- **Dataset items**:
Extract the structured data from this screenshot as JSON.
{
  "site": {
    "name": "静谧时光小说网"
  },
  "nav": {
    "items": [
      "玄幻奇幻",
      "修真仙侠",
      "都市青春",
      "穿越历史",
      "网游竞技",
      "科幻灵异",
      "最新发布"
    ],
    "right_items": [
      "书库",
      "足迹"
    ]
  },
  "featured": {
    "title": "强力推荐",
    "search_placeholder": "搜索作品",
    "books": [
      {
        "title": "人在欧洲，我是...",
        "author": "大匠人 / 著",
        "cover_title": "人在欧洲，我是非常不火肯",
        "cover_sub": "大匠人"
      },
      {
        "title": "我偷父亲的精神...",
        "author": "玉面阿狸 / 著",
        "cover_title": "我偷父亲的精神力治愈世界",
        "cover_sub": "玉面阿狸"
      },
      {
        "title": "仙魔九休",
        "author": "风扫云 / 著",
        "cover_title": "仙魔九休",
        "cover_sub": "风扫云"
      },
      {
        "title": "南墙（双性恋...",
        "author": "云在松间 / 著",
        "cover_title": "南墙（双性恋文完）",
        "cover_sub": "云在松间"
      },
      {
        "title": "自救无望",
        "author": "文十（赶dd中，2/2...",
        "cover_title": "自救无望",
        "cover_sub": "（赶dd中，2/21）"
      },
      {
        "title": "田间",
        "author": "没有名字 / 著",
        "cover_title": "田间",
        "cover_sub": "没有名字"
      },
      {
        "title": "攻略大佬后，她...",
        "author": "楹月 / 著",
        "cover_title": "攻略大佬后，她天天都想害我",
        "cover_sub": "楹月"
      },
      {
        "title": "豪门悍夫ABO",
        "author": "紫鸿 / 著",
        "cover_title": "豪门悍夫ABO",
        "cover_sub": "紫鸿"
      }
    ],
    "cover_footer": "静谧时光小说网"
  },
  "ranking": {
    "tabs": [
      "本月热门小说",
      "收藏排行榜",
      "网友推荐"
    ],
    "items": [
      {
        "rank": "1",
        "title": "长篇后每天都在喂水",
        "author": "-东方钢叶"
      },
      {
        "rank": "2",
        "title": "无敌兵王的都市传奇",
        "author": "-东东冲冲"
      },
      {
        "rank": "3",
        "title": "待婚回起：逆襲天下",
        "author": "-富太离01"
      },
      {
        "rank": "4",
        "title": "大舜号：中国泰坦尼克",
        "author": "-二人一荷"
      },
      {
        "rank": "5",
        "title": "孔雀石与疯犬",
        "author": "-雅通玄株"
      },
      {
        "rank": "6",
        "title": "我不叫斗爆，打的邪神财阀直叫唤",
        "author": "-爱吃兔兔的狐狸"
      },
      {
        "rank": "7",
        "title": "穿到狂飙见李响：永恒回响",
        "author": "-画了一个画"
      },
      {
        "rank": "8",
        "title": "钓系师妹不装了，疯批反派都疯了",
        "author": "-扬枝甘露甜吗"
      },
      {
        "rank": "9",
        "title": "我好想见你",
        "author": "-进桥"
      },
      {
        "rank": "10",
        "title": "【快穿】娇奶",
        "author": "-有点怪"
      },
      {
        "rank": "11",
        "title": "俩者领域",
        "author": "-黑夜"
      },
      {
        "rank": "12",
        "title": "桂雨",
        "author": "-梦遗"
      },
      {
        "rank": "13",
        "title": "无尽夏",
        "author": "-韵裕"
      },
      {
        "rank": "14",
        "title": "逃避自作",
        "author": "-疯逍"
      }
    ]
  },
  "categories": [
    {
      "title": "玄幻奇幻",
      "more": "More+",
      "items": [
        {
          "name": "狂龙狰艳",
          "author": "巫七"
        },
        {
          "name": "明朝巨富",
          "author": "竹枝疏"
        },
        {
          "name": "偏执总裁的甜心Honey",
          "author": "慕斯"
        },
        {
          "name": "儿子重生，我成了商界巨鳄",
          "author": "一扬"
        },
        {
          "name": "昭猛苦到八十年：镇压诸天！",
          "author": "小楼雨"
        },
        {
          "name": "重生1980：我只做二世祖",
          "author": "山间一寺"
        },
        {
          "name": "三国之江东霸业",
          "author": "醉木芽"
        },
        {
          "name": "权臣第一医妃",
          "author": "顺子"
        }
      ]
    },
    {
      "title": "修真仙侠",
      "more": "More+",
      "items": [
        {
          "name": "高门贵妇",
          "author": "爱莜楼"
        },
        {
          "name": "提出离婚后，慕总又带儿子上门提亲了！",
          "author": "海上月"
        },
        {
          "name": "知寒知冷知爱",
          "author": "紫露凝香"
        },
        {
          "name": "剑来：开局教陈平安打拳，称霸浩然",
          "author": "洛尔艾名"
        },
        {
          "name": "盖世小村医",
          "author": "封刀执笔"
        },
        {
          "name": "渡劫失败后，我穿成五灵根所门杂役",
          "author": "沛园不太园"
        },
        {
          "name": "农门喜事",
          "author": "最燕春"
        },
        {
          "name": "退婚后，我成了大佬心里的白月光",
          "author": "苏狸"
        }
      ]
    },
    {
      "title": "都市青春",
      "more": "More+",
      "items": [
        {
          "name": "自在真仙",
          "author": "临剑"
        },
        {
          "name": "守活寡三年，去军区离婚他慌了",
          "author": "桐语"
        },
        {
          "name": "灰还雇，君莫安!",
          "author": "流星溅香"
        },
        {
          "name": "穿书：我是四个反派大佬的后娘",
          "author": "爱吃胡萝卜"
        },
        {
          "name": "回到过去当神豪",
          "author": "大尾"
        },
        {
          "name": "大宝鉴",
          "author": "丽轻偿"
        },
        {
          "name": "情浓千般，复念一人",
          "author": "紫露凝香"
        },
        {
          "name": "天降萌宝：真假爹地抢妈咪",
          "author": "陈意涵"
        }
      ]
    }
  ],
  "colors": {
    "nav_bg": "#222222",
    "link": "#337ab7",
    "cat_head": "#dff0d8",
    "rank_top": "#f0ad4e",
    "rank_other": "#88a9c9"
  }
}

- **EXERCISE GOAL**:
Report the number of lines above containing the word "攻略大佬后", with no other text.

- **EXERCISE RESULT**:
2